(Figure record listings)
↓↓↓

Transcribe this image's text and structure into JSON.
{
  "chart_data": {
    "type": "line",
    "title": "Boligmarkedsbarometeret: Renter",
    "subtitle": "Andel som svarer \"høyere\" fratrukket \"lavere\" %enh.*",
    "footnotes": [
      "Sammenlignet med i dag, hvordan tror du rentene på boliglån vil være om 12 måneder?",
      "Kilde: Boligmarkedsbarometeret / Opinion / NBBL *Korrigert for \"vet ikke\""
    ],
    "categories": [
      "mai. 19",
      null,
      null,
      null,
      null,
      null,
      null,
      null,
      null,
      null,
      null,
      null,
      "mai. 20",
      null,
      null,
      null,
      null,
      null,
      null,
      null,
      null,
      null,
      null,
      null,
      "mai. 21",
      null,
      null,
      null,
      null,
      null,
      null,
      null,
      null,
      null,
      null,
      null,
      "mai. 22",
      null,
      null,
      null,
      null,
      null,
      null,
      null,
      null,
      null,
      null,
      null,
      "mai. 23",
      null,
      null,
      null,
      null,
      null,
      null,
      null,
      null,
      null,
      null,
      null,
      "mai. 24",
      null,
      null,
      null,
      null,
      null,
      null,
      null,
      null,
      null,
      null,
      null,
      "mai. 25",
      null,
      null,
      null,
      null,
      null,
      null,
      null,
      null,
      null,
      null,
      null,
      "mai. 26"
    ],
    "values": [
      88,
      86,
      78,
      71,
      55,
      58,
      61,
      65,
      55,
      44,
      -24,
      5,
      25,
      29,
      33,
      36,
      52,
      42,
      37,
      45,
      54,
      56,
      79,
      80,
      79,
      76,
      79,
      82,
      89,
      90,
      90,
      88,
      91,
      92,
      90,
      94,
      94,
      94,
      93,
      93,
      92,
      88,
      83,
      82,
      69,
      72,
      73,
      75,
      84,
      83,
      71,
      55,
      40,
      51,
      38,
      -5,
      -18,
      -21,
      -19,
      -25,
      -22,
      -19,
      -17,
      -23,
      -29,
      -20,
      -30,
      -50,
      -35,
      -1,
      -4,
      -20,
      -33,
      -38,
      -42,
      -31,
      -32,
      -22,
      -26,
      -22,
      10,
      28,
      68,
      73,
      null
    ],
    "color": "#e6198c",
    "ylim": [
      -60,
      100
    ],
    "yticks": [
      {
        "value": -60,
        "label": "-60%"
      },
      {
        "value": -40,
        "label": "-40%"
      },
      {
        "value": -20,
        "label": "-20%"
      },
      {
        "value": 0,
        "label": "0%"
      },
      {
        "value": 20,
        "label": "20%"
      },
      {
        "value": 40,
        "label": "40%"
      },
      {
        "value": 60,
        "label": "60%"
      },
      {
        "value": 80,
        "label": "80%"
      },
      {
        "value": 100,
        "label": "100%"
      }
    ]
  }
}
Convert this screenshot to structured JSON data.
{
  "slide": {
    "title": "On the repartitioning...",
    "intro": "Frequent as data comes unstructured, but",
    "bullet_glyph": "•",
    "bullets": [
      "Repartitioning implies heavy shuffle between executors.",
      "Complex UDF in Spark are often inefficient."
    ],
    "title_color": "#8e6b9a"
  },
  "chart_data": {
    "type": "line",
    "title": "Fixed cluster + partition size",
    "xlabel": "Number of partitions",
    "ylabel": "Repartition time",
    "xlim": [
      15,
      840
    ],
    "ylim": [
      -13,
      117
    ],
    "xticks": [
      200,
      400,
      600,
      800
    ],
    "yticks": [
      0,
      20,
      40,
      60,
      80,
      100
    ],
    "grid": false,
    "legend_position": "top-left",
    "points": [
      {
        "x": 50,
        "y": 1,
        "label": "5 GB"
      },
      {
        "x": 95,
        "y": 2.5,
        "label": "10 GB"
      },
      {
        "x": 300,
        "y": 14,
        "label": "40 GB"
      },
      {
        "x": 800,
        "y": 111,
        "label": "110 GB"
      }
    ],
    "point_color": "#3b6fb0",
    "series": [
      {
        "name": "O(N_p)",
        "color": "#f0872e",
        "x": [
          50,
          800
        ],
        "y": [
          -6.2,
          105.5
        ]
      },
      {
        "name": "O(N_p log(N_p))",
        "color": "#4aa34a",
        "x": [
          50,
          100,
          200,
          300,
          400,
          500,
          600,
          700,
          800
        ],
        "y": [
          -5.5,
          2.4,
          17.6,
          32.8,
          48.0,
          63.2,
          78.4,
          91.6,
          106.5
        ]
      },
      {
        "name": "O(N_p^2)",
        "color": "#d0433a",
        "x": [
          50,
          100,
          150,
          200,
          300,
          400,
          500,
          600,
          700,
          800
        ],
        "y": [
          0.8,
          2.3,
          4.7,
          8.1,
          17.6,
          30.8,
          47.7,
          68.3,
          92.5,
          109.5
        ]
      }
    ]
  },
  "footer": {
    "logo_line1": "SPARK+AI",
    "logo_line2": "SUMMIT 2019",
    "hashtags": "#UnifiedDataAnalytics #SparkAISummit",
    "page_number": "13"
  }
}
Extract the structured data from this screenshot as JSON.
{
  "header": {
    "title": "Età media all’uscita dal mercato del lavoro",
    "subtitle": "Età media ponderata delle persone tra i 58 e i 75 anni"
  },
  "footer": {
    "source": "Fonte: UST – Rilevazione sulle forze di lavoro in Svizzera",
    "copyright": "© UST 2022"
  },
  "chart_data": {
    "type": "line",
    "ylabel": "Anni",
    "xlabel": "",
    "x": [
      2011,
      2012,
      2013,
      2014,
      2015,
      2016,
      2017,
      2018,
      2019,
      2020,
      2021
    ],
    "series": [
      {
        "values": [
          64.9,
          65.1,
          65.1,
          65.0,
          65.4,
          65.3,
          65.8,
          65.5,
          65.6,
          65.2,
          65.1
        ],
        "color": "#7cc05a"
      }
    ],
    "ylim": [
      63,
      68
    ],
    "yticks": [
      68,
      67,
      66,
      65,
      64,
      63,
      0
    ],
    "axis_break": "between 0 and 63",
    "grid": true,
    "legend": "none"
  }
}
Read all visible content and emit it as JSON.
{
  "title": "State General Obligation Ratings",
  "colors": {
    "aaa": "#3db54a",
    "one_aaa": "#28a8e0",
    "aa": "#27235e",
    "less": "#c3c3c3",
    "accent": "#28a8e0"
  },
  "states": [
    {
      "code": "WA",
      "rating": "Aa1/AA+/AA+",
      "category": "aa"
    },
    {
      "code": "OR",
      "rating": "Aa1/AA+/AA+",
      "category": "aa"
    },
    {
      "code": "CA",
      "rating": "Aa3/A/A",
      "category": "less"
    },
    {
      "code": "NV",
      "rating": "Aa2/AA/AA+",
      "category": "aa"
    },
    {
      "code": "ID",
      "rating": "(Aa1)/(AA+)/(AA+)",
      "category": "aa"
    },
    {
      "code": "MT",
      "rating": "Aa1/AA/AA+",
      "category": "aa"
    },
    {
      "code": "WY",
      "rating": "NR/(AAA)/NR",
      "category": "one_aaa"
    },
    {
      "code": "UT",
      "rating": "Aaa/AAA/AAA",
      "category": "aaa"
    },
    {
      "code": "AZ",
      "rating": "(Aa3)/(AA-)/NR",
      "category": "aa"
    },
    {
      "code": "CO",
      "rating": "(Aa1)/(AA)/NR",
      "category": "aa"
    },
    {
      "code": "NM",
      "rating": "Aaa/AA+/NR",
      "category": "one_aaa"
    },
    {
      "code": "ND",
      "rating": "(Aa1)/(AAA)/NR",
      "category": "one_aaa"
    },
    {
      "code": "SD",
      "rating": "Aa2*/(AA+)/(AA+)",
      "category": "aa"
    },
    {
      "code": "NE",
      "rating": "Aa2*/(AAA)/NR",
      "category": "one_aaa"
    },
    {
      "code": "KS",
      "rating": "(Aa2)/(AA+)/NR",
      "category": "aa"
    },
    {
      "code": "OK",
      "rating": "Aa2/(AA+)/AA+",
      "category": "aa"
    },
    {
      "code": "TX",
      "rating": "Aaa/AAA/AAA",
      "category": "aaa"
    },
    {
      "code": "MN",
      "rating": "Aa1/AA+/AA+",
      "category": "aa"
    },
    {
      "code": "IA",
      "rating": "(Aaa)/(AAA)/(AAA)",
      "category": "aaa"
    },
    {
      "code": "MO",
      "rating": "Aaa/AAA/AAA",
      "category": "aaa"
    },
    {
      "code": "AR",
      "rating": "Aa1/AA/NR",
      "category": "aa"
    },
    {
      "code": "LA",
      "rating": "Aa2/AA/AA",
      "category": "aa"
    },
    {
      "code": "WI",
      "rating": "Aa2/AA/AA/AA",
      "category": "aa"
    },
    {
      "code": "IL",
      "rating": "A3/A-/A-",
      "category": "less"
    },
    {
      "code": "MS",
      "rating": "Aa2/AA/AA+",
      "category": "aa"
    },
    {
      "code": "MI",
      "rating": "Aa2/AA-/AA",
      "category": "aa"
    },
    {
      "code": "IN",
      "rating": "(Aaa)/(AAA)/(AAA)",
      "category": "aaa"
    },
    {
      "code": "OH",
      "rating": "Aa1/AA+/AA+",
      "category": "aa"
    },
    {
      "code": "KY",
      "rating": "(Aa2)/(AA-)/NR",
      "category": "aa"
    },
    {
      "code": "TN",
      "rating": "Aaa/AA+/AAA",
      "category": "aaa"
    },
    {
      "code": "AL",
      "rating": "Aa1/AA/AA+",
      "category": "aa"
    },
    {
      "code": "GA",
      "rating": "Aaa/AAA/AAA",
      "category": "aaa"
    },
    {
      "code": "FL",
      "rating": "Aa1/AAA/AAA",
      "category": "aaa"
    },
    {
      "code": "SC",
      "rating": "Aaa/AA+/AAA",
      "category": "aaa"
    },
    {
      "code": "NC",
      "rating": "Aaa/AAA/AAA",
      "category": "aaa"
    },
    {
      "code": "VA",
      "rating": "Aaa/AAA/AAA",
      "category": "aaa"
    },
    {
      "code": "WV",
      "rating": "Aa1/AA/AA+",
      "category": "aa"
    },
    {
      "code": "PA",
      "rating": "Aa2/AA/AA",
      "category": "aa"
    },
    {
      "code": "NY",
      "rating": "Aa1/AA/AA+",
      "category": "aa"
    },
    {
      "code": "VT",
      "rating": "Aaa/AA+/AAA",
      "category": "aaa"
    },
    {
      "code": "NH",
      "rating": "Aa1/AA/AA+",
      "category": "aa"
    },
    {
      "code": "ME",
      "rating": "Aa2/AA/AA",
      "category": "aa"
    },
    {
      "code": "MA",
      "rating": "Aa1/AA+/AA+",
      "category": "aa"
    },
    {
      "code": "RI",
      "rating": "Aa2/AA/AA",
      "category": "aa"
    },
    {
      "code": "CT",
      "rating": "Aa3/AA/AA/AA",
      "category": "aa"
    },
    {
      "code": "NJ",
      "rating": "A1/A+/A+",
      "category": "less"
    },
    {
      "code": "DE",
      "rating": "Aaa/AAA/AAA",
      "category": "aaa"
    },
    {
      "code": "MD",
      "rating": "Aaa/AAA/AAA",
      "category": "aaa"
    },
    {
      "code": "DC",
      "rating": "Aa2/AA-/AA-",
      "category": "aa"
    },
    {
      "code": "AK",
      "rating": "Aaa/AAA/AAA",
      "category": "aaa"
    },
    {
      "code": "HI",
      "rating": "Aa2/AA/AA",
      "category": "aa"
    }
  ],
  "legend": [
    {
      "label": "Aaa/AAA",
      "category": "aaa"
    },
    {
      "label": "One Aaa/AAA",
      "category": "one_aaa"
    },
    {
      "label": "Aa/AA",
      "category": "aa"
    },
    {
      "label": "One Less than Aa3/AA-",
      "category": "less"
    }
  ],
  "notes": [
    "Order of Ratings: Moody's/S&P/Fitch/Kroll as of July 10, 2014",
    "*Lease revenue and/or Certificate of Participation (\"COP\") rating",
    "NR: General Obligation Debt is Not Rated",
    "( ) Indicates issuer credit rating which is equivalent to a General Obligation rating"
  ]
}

↑↑↑

*Written problem:* Each line of the material that holds the string "media" counts once; give the total alone.

*Answer below:* 2